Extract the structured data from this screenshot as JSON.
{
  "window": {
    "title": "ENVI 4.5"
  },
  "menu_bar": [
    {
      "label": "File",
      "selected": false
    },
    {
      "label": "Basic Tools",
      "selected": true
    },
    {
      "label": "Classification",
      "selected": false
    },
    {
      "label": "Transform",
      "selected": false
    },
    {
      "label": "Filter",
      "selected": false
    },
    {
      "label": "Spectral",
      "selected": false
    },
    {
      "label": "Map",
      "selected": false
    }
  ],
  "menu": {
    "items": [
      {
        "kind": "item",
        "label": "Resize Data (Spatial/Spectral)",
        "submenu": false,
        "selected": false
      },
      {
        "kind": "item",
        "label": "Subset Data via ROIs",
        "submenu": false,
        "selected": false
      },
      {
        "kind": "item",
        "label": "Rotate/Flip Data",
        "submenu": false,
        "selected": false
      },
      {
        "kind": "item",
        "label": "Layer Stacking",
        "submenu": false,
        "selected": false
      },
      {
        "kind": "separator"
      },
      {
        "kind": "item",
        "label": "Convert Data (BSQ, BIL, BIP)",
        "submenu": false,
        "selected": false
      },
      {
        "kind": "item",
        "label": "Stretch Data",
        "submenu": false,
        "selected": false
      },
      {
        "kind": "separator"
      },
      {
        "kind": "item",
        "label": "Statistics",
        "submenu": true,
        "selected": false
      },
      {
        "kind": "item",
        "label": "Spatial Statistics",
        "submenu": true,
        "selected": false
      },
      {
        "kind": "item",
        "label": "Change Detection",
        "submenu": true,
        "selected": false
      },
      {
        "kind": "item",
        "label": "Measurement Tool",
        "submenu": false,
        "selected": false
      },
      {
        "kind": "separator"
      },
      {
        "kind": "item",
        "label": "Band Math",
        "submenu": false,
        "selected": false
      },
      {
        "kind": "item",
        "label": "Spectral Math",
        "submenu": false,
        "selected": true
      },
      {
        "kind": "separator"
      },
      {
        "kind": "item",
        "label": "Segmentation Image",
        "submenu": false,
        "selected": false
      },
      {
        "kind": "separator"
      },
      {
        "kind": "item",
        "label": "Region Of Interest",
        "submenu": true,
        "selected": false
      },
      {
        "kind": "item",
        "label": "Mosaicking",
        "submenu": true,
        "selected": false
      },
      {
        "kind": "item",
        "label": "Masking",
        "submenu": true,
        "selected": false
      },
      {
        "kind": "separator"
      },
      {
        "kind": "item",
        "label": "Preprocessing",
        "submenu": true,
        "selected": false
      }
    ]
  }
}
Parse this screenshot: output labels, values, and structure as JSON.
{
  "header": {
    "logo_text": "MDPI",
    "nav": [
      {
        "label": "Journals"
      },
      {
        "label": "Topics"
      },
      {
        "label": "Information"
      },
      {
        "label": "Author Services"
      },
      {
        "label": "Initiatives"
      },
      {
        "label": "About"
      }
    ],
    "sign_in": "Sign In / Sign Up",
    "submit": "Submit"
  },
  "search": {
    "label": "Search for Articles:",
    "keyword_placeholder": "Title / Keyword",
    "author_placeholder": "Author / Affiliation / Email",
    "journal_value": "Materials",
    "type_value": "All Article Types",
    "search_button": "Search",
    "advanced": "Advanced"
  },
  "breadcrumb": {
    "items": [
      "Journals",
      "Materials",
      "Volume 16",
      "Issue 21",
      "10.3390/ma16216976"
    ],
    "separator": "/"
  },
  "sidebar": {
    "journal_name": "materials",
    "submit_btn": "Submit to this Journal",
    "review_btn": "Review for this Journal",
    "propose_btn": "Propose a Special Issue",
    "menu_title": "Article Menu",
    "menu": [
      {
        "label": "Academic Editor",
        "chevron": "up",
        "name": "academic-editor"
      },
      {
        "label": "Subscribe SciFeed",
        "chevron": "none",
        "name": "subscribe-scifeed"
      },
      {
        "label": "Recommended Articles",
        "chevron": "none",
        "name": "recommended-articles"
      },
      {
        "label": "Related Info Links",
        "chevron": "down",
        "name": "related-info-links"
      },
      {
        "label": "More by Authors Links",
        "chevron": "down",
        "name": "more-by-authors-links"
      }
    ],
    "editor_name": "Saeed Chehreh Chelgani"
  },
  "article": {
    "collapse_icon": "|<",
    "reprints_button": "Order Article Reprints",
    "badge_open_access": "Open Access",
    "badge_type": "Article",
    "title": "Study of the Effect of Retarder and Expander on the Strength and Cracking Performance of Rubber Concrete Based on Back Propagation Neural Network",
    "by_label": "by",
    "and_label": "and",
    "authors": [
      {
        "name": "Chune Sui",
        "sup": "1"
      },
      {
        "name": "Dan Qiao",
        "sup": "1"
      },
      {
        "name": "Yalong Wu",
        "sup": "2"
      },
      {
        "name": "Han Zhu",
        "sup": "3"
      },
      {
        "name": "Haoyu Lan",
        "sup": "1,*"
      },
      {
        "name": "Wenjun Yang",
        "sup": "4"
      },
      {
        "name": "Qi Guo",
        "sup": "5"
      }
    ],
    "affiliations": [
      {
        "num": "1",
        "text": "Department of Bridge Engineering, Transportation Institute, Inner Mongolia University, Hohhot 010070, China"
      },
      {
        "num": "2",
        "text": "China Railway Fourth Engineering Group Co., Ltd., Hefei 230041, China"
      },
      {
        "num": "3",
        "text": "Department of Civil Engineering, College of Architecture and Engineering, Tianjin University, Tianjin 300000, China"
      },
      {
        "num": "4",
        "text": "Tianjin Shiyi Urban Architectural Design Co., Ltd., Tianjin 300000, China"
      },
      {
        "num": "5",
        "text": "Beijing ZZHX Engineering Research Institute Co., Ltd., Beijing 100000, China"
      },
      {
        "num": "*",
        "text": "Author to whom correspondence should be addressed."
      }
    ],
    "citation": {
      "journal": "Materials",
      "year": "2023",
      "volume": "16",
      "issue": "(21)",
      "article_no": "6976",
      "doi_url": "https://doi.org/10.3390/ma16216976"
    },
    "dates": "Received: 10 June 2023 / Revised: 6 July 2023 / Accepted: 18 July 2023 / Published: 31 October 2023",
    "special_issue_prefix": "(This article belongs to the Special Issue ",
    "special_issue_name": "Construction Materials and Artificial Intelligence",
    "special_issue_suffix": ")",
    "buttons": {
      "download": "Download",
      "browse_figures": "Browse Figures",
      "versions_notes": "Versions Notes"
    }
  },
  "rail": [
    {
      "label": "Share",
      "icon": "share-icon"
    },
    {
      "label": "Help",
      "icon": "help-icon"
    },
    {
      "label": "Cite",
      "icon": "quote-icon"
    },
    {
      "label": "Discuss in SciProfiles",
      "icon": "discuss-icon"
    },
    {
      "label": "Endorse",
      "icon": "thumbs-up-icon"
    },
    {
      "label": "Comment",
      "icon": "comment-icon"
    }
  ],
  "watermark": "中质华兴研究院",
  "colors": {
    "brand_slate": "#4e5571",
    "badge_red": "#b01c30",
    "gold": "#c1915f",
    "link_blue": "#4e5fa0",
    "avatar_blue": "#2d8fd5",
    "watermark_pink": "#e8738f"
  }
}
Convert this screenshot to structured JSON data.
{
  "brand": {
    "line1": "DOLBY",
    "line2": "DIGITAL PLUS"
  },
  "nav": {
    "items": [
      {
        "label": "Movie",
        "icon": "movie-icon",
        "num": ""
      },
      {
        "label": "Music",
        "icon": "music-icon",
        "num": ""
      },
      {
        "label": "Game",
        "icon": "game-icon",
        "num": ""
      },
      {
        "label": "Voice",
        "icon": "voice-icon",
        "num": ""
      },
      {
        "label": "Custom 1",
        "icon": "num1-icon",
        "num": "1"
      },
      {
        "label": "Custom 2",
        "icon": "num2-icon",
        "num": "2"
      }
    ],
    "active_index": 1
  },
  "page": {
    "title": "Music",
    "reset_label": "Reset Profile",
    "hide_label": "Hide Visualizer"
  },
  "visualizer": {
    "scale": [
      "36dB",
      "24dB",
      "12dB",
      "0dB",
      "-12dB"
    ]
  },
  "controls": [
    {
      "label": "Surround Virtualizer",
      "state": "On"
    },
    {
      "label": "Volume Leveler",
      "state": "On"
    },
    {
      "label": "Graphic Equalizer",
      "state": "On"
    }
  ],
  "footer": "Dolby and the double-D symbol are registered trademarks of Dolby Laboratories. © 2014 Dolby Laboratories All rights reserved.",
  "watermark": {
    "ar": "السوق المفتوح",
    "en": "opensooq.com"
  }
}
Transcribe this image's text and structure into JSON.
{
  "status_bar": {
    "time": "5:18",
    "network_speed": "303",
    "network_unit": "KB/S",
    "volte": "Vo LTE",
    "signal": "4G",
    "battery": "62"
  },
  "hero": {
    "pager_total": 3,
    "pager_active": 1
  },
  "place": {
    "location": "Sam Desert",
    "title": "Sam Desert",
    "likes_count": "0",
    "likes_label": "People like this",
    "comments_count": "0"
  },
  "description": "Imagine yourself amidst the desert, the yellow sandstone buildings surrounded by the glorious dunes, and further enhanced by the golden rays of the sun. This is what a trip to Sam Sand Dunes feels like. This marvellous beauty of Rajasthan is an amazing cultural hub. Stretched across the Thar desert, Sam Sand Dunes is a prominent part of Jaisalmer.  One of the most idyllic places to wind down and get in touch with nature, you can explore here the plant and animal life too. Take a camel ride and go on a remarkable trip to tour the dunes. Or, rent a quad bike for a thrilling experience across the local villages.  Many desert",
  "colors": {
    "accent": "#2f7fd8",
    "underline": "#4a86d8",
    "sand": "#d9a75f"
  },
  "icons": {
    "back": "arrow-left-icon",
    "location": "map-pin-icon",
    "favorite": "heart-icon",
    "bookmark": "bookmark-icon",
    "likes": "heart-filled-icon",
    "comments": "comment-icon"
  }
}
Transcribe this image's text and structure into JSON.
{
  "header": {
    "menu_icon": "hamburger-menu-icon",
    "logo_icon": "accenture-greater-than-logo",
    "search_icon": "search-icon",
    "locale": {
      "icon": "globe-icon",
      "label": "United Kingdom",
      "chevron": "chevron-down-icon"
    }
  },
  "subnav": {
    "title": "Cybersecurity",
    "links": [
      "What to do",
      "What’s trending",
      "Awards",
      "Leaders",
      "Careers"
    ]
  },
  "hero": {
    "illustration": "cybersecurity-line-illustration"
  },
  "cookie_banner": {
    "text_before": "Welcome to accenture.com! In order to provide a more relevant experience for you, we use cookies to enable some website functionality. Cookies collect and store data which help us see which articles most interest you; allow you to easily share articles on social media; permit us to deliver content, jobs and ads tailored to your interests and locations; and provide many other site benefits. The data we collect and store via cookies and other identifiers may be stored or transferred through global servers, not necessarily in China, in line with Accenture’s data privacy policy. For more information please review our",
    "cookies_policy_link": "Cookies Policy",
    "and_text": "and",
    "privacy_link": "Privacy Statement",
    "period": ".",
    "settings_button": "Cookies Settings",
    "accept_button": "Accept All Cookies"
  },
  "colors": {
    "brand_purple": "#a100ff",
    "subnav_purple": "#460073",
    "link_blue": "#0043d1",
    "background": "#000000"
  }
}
^^^^^^^^^^^^^^^^
> _WRITTEN INSTRUCTION_:
Report the count of lines in the entries that contain the string "JSON", and nothing besides it.

> _SOLUTION_:
5